(Records from a collection of figures)

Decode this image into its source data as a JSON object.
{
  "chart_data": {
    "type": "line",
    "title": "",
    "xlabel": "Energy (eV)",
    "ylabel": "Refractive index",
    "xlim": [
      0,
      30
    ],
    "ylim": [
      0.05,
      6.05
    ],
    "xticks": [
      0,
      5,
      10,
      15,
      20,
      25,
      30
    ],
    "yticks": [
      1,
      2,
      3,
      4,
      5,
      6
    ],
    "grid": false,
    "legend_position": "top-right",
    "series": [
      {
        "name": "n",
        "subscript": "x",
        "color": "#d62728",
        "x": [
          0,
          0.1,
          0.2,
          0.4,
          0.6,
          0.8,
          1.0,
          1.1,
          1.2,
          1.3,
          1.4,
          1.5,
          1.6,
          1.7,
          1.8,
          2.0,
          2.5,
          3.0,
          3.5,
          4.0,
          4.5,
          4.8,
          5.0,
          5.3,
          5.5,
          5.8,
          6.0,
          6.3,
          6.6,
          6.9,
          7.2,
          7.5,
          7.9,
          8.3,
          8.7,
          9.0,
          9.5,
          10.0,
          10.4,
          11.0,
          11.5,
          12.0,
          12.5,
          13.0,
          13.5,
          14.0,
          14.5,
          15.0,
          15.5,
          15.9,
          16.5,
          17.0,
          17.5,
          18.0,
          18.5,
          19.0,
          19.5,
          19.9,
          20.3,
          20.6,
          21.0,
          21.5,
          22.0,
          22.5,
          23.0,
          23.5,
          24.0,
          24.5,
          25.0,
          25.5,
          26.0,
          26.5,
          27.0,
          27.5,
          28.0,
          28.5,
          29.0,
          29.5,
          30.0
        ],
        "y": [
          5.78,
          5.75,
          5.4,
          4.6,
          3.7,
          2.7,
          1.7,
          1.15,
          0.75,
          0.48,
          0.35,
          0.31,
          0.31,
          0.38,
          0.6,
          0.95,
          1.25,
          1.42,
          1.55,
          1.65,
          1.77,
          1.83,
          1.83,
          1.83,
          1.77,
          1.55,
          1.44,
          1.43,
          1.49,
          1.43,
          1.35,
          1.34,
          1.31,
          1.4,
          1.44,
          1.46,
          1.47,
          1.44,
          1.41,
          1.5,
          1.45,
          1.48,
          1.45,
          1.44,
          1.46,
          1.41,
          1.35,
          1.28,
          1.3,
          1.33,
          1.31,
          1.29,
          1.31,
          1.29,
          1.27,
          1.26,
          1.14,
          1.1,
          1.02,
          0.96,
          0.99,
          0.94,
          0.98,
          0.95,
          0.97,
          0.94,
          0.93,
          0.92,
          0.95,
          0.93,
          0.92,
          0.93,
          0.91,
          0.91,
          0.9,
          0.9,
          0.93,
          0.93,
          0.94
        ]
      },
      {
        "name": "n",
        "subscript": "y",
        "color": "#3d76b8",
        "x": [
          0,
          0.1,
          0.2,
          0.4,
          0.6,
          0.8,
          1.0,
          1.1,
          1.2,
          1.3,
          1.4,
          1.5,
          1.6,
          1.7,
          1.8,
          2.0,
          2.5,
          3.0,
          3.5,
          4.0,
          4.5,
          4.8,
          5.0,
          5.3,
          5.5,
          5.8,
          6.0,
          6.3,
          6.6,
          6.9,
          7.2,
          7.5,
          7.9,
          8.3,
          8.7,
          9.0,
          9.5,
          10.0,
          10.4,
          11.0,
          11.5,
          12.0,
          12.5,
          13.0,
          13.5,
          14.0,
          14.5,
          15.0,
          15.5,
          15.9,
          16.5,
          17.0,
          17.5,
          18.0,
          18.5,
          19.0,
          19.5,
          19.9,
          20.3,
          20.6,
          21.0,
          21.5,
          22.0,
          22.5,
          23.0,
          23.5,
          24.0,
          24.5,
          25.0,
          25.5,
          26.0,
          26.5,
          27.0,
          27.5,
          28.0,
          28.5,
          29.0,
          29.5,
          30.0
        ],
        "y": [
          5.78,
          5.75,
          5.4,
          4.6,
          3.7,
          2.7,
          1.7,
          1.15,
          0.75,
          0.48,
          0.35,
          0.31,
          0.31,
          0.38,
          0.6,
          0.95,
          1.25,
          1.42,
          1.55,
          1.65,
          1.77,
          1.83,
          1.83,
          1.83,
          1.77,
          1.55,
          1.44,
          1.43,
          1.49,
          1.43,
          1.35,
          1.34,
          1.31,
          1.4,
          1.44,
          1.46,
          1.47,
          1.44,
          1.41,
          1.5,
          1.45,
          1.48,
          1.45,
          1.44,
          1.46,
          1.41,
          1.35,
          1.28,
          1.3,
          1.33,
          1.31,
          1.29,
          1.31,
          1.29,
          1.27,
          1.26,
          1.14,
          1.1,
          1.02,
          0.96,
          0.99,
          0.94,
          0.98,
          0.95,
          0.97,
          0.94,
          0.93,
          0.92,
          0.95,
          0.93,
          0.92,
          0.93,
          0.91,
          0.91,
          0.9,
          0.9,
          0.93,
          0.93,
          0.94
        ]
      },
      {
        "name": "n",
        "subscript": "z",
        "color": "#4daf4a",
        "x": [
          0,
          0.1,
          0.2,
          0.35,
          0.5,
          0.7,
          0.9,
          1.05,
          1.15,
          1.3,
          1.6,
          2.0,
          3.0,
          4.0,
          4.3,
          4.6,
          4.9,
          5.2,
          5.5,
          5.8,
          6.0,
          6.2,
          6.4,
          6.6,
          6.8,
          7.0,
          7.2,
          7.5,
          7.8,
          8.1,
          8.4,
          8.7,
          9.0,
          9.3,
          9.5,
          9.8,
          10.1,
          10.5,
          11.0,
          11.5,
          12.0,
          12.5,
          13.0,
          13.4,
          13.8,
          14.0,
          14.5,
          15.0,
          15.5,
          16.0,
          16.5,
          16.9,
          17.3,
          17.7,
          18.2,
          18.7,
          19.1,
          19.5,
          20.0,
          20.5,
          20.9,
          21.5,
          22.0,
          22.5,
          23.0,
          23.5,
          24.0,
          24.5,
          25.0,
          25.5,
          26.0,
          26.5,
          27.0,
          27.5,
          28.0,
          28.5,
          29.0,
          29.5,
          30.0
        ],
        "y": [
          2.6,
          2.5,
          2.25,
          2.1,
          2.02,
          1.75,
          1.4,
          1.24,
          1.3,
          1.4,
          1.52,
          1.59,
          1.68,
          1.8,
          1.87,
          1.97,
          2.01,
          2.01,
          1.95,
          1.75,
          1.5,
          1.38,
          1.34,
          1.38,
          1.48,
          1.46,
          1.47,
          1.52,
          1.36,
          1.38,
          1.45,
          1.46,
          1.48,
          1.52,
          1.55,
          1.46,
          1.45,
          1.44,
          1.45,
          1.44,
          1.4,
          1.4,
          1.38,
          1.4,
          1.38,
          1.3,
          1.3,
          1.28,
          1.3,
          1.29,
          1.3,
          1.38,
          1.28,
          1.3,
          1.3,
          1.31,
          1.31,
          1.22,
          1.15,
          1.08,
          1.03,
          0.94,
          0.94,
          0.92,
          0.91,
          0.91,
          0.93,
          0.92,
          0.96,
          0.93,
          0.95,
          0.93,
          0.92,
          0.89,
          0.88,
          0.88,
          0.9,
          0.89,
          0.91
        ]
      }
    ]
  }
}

● **EXERCISE BRIEF**: Extract each line holding the string "subscript".

● **ANSWER TO THIS EXERCISE**:
        "subscript": "x",
        "subscript": "y",
        "subscript": "z",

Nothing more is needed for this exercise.